Figure record listings
** Begin **
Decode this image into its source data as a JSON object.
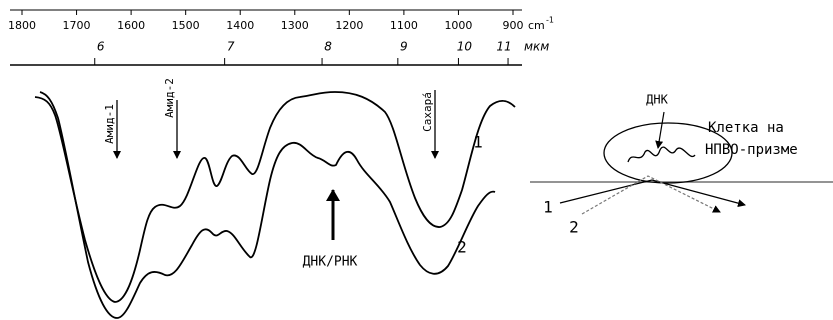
{
  "top_axis": {
    "wavenumber_ticks": [
      1800,
      1700,
      1600,
      1500,
      1400,
      1300,
      1200,
      1100,
      1000,
      900
    ],
    "wavenumber_unit": "cm",
    "wavenumber_unit_exponent": "-1",
    "micron_ticks": [
      6,
      7,
      8,
      9,
      10,
      11
    ],
    "micron_unit": "мкм"
  },
  "annotations": {
    "amide1": "Амид-1",
    "amide2": "Амид-2",
    "sugar": "Сахара́",
    "dna_rna": "ДНК/РНК",
    "curve1": "1",
    "curve2": "2"
  },
  "scheme": {
    "dna": "ДНК",
    "cell_line1": "Клетка на",
    "cell_line2": "НПВО-призме",
    "ray1": "1",
    "ray2": "2"
  }
}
** End **
An exact transcription of all the entries is required, without the pictures.

Decode this image into its source data as a JSON object.
{
  "top_axis": {
    "wavenumber_ticks": [
      1800,
      1700,
      1600,
      1500,
      1400,
      1300,
      1200,
      1100,
      1000,
      900
    ],
    "wavenumber_unit": "cm",
    "wavenumber_unit_exponent": "-1",
    "micron_ticks": [
      6,
      7,
      8,
      9,
      10,
      11
    ],
    "micron_unit": "мкм"
  },
  "annotations": {
    "amide1": "Амид-1",
    "amide2": "Амид-2",
    "sugar": "Сахара́",
    "dna_rna": "ДНК/РНК",
    "curve1": "1",
    "curve2": "2"
  },
  "scheme": {
    "dna": "ДНК",
    "cell_line1": "Клетка на",
    "cell_line2": "НПВО-призме",
    "ray1": "1",
    "ray2": "2"
  }
}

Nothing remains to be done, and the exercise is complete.